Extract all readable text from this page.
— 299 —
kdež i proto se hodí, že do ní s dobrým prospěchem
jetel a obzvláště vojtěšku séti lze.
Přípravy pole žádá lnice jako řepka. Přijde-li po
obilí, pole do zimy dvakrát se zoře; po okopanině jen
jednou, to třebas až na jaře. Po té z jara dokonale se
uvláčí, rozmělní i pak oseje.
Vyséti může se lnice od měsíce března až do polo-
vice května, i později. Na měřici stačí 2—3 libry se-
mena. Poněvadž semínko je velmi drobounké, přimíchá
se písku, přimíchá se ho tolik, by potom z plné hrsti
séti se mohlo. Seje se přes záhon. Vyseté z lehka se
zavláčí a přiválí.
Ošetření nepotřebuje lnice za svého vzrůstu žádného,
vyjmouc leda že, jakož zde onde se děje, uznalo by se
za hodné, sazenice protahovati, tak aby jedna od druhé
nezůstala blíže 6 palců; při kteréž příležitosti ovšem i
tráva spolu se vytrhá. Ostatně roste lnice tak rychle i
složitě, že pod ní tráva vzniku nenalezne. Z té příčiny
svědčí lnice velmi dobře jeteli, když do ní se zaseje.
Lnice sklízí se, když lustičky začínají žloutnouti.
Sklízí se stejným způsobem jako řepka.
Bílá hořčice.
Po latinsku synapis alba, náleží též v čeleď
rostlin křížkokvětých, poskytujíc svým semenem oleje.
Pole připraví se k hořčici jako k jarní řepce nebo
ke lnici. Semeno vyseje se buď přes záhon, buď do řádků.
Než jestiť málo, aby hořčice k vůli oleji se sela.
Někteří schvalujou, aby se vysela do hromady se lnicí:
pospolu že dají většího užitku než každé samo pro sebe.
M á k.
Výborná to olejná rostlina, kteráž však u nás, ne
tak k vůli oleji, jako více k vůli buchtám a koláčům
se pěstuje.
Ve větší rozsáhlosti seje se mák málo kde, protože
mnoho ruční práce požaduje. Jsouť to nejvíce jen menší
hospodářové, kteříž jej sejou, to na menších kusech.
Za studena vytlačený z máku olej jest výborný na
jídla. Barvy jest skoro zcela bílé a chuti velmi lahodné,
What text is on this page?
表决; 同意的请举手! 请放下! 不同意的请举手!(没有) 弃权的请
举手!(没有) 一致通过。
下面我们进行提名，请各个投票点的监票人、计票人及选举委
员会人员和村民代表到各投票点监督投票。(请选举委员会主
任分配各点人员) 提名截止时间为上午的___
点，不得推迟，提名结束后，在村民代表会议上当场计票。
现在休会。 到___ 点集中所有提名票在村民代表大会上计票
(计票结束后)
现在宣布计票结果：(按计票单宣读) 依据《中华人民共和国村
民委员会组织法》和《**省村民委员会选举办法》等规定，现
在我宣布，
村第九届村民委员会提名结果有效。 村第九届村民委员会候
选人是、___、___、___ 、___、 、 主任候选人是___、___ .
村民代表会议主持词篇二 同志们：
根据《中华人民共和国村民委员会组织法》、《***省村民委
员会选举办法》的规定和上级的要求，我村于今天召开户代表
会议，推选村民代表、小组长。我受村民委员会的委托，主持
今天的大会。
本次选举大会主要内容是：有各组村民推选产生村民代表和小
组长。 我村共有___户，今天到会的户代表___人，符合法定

*Aim*
In full and verbatim, repeat the records given above.

*Task result*
Extract all readable text from this page.
— 299 —
kdež i proto se hodí, že do ní s dobrým prospěchem
jetel a obzvláště vojtěšku séti lze.
Přípravy pole žádá lnice jako řepka. Přijde-li po
obilí, pole do zimy dvakrát se zoře; po okopanině jen
jednou, to třebas až na jaře. Po té z jara dokonale se
uvláčí, rozmělní i pak oseje.
Vyséti může se lnice od měsíce března až do polo-
vice května, i později. Na měřici stačí 2—3 libry se-
mena. Poněvadž semínko je velmi drobounké, přimíchá
se písku, přimíchá se ho tolik, by potom z plné hrsti
séti se mohlo. Seje se přes záhon. Vyseté z lehka se
zavláčí a přiválí.
Ošetření nepotřebuje lnice za svého vzrůstu žádného,
vyjmouc leda že, jakož zde onde se děje, uznalo by se
za hodné, sazenice protahovati, tak aby jedna od druhé
nezůstala blíže 6 palců; při kteréž příležitosti ovšem i
tráva spolu se vytrhá. Ostatně roste lnice tak rychle i
složitě, že pod ní tráva vzniku nenalezne. Z té příčiny
svědčí lnice velmi dobře jeteli, když do ní se zaseje.
Lnice sklízí se, když lustičky začínají žloutnouti.
Sklízí se stejným způsobem jako řepka.
Bílá hořčice.
Po latinsku synapis alba, náleží též v čeleď
rostlin křížkokvětých, poskytujíc svým semenem oleje.
Pole připraví se k hořčici jako k jarní řepce nebo
ke lnici. Semeno vyseje se buď přes záhon, buď do řádků.
Než jestiť málo, aby hořčice k vůli oleji se sela.
Někteří schvalujou, aby se vysela do hromady se lnicí:
pospolu že dají většího užitku než každé samo pro sebe.
M á k.
Výborná to olejná rostlina, kteráž však u nás, ne
tak k vůli oleji, jako více k vůli buchtám a koláčům
se pěstuje.
Ve větší rozsáhlosti seje se mák málo kde, protože
mnoho ruční práce požaduje. Jsouť to nejvíce jen menší
hospodářové, kteříž jej sejou, to na menších kusech.
Za studena vytlačený z máku olej jest výborný na
jídla. Barvy jest skoro zcela bílé a chuti velmi lahodné,
What text is on this page?
表决; 同意的请举手! 请放下! 不同意的请举手!(没有) 弃权的请
举手!(没有) 一致通过。
下面我们进行提名，请各个投票点的监票人、计票人及选举委
员会人员和村民代表到各投票点监督投票。(请选举委员会主
任分配各点人员) 提名截止时间为上午的___
点，不得推迟，提名结束后，在村民代表会议上当场计票。
现在休会。 到___ 点集中所有提名票在村民代表大会上计票
(计票结束后)
现在宣布计票结果：(按计票单宣读) 依据《中华人民共和国村
民委员会组织法》和《**省村民委员会选举办法》等规定，现
在我宣布，
村第九届村民委员会提名结果有效。 村第九届村民委员会候
选人是、___、___、___ 、___、 、 主任候选人是___、___ .
村民代表会议主持词篇二 同志们：
根据《中华人民共和国村民委员会组织法》、《***省村民委
员会选举办法》的规定和上级的要求，我村于今天召开户代表
会议，推选村民代表、小组长。我受村民委员会的委托，主持
今天的大会。
本次选举大会主要内容是：有各组村民推选产生村民代表和小
组长。 我村共有___户，今天到会的户代表___人，符合法定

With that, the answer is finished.